Exercise
Report the number of lines in the entries below that include the word "when", and nothing else.

Data for this exercise
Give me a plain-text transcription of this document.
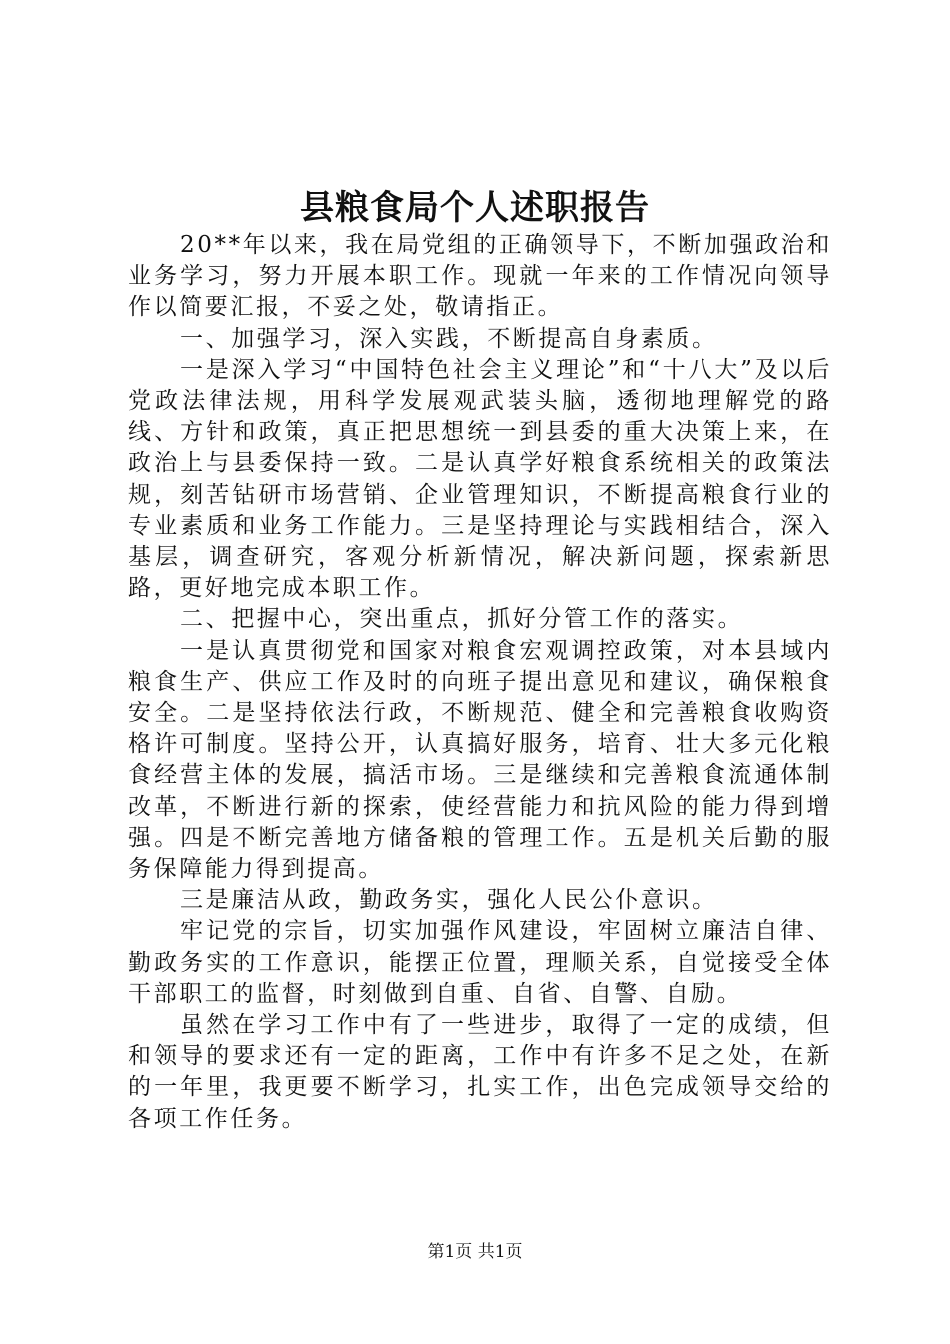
县粮食局个人述职报告

20**年以来，我在局党组的正确领导下，不断加强政治和业务学习，努力开展本职工作。现就一年来的工作情况向领导作以简要汇报，不妥之处，敬请指正。

一、加强学习，深入实践，不断提高自身素质。

一是深入学习“中国特色社会主义理论”和“十八大”及以后党政法律法规，用科学发展观武装头脑，透彻地理解党的路线、方针和政策，真正把思想统一到县委的重大决策上来，在政治上与县委保持一致。二是认真学好粮食系统相关的政策法规，刻苦钻研市场营销、企业管理知识，不断提高粮食行业的专业素质和业务工作能力。三是坚持理论与实践相结合，深入基层，调查研究，客观分析新情况，解决新问题，探索新思路，更好地完成本职工作。

二、把握中心，突出重点，抓好分管工作的落实。

一是认真贯彻党和国家对粮食宏观调控政策，对本县域内粮食生产、供应工作及时的向班子提出意见和建议，确保粮食安全。二是坚持依法行政，不断规范、健全和完善粮食收购资格许可制度。坚持公开，认真搞好服务，培育、壮大多元化粮食经营主体的发展，搞活市场。三是继续和完善粮食流通体制改革，不断进行新的探索，使经营能力和抗风险的能力得到增强。四是不断完善地方储备粮的管理工作。五是机关后勤的服务保障能力得到提高。

三是廉洁从政，勤政务实，强化人民公仆意识。

牢记党的宗旨，切实加强作风建设，牢固树立廉洁自律、勤政务实的工作意识，能摆正位置，理顺关系，自觉接受全体干部职工的监督，时刻做到自重、自省、自警、自励。

虽然在学习工作中有了一些进步，取得了一定的成绩，但和领导的要求还有一定的距离，工作中有许多不足之处，在新的一年里，我更要不断学习，扎实工作，出色完成领导交给的各项工作任务。

第1页 共1页
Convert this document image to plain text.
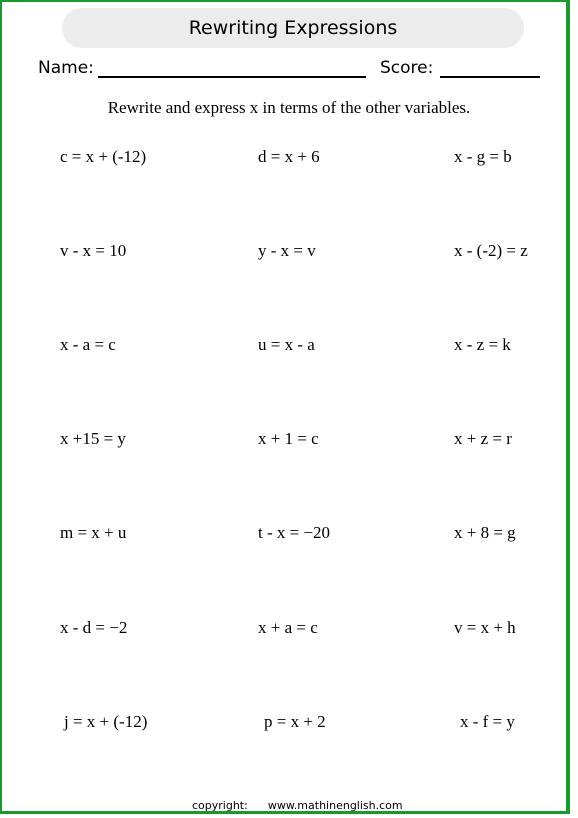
Rewriting Expressions
Name:	Score:
Rewrite and express x in terms of the other variables.
c = x + (-12)	d = x + 6	x - g = b
v - x = 10	y - x = v	x - (-2) = z
x - a = c	u = x - a	x - z = k
x +15 = y	x + 1 = c	x + z = r
m = x + u	t - x = −20	x + 8 = g
x - d = −2	x + a = c	v = x + h
j = x + (-12)	p = x + 2	x - f = y
copyright: www.mathinenglish.com
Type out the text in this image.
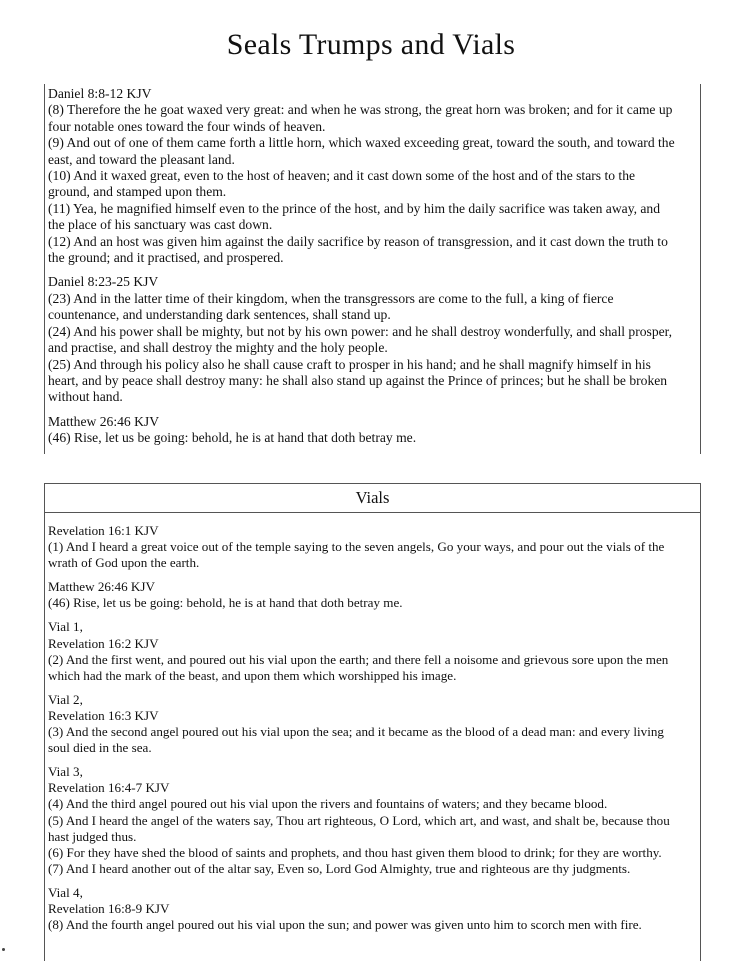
Seals Trumps and Vials
Daniel 8:8-12 KJV
(8) Therefore the he goat waxed very great: and when he was strong, the great horn was broken; and for it came up
four notable ones toward the four winds of heaven.
(9) And out of one of them came forth a little horn, which waxed exceeding great, toward the south, and toward the
east, and toward the pleasant land.
(10) And it waxed great, even to the host of heaven; and it cast down some of the host and of the stars to the
ground, and stamped upon them.
(11) Yea, he magnified himself even to the prince of the host, and by him the daily sacrifice was taken away, and
the place of his sanctuary was cast down.
(12) And an host was given him against the daily sacrifice by reason of transgression, and it cast down the truth to
the ground; and it practised, and prospered.
Daniel 8:23-25 KJV
(23) And in the latter time of their kingdom, when the transgressors are come to the full, a king of fierce
countenance, and understanding dark sentences, shall stand up.
(24) And his power shall be mighty, but not by his own power: and he shall destroy wonderfully, and shall prosper,
and practise, and shall destroy the mighty and the holy people.
(25) And through his policy also he shall cause craft to prosper in his hand; and he shall magnify himself in his
heart, and by peace shall destroy many: he shall also stand up against the Prince of princes; but he shall be broken
without hand.
Matthew 26:46 KJV
(46) Rise, let us be going: behold, he is at hand that doth betray me.
Vials
Revelation 16:1 KJV
(1) And I heard a great voice out of the temple saying to the seven angels, Go your ways, and pour out the vials of the
wrath of God upon the earth.
Matthew 26:46 KJV
(46) Rise, let us be going: behold, he is at hand that doth betray me.
Vial 1,
Revelation 16:2 KJV
(2) And the first went, and poured out his vial upon the earth; and there fell a noisome and grievous sore upon the men
which had the mark of the beast, and upon them which worshipped his image.
Vial 2,
Revelation 16:3 KJV
(3) And the second angel poured out his vial upon the sea; and it became as the blood of a dead man: and every living
soul died in the sea.
Vial 3,
Revelation 16:4-7 KJV
(4) And the third angel poured out his vial upon the rivers and fountains of waters; and they became blood.
(5) And I heard the angel of the waters say, Thou art righteous, O Lord, which art, and wast, and shalt be, because thou
hast judged thus.
(6) For they have shed the blood of saints and prophets, and thou hast given them blood to drink; for they are worthy.
(7) And I heard another out of the altar say, Even so, Lord God Almighty, true and righteous are thy judgments.
Vial 4,
Revelation 16:8-9 KJV
(8) And the fourth angel poured out his vial upon the sun; and power was given unto him to scorch men with fire.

Answer for this exercise
2